GIVEN EXERCISE: Wherever the word "name" shows up in a line, please copy that line.

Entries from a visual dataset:
━━━━

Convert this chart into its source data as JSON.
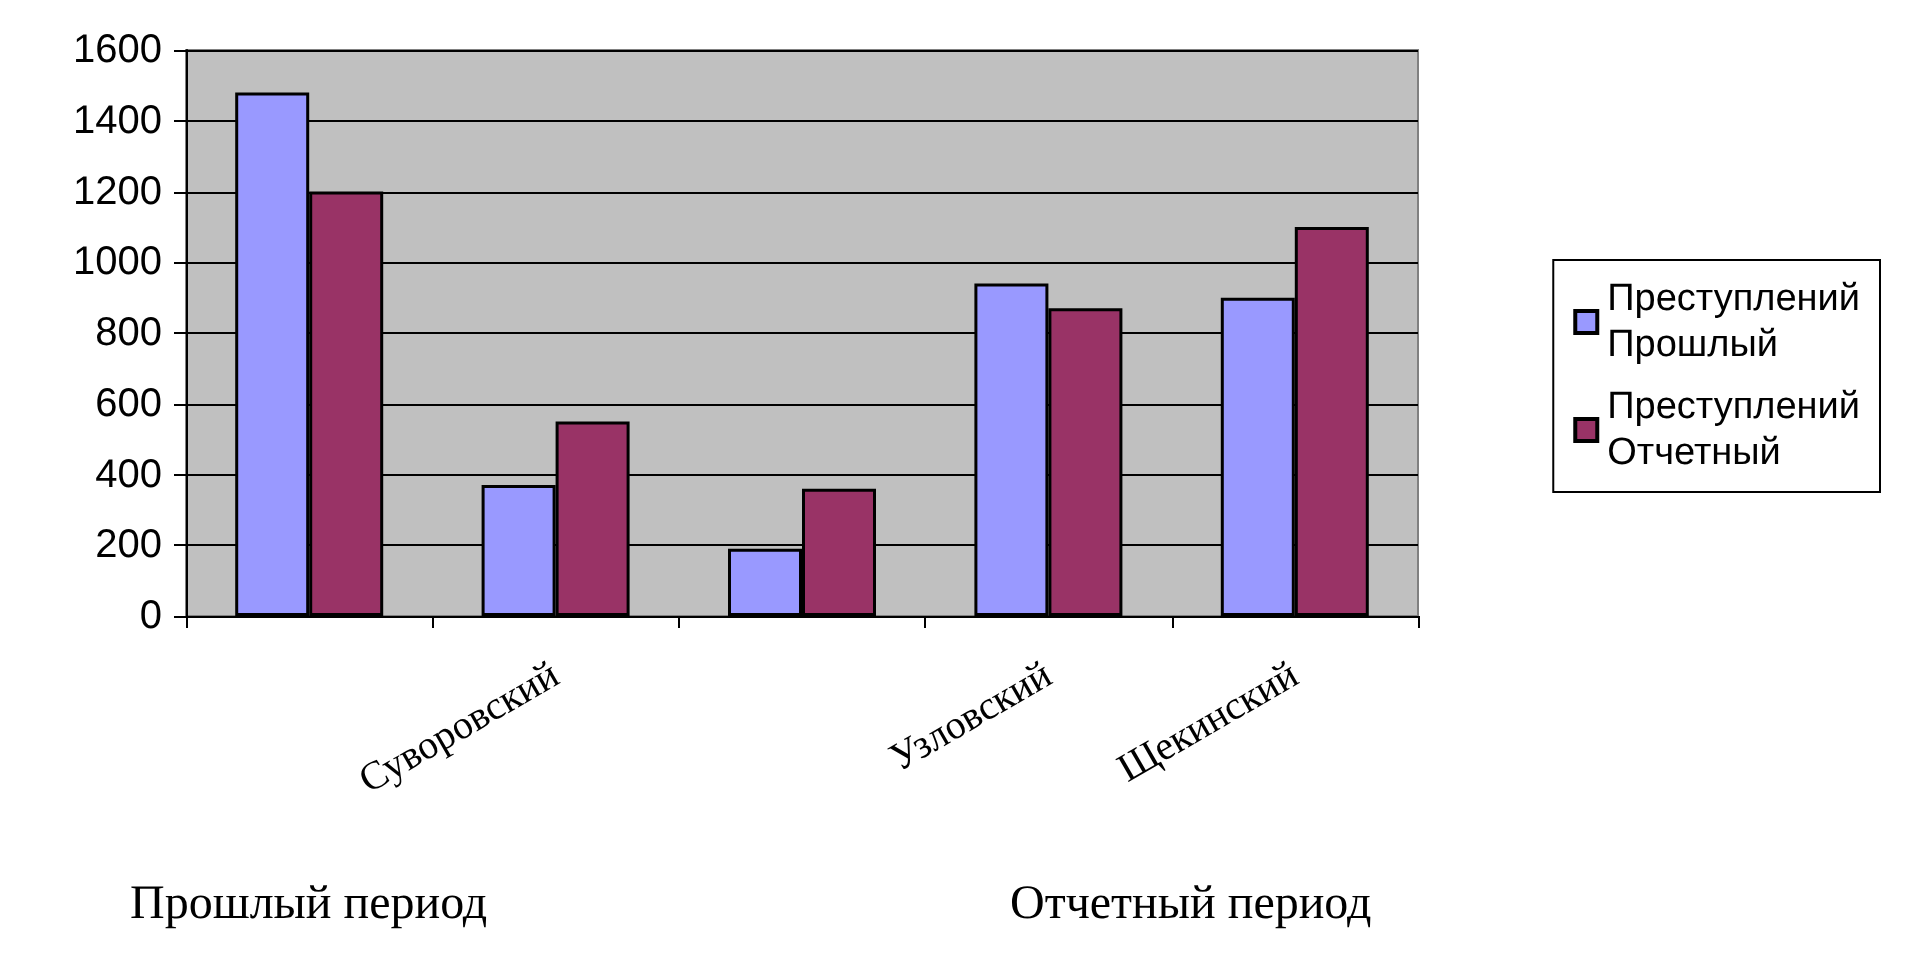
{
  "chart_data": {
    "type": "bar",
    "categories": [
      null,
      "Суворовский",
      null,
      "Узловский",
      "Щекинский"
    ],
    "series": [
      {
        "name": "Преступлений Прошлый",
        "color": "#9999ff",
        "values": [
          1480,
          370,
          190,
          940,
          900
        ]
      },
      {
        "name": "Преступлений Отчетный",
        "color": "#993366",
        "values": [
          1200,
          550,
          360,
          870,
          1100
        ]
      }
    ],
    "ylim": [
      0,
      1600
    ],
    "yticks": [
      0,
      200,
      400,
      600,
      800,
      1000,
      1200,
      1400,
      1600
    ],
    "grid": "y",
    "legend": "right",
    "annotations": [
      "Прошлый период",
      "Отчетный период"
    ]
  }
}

━━━━

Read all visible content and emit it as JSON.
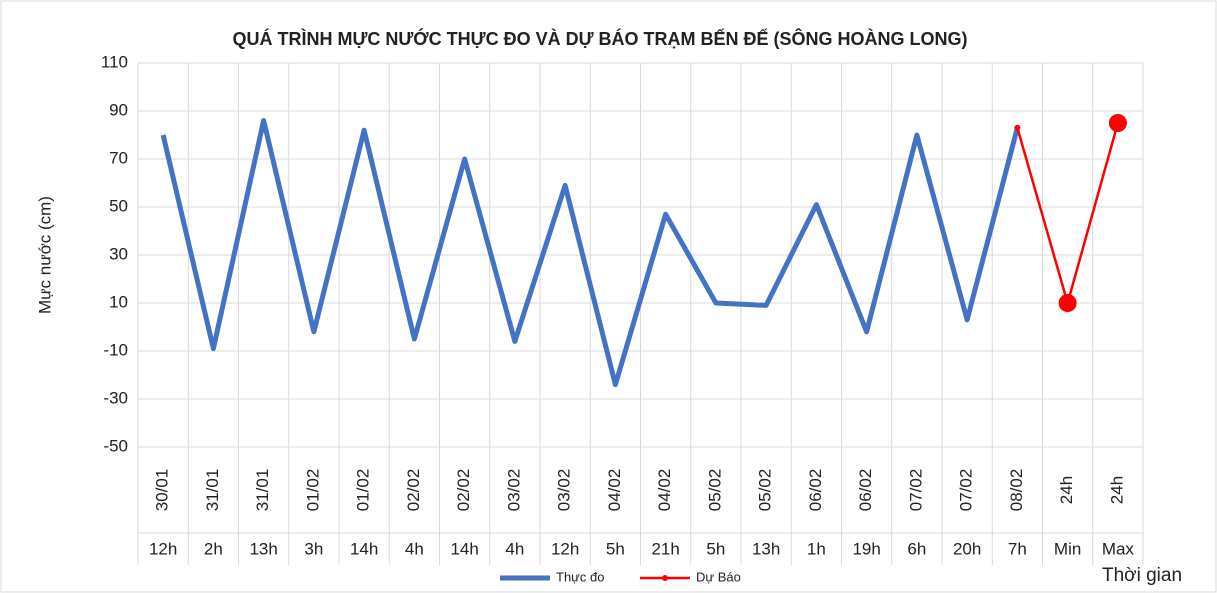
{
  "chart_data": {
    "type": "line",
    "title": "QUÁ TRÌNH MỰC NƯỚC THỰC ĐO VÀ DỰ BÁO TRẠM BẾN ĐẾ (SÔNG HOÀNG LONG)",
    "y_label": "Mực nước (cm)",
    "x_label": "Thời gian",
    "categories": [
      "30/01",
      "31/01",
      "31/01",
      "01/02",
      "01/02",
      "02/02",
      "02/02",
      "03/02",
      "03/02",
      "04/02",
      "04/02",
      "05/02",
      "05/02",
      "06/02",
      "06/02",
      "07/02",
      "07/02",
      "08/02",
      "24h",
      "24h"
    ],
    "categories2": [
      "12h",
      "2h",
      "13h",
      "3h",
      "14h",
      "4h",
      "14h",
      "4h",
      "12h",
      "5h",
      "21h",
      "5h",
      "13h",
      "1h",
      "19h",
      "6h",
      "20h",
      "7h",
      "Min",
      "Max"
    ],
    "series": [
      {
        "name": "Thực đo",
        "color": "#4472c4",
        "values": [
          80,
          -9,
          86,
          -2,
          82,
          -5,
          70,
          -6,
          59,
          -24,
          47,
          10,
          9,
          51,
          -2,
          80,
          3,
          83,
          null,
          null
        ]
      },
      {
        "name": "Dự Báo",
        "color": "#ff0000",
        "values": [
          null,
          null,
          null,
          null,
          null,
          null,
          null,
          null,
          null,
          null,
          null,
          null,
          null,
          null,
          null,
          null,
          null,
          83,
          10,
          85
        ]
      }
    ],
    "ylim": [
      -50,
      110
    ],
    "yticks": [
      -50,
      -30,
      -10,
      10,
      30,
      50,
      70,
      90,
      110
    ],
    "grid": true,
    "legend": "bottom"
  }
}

━━━━

EXPECTED ANSWER:
        "name": "Преступлений Прошлый",
        "name": "Преступлений Отчетный",
        "name": "Thực đo",
        "name": "Dự Báo",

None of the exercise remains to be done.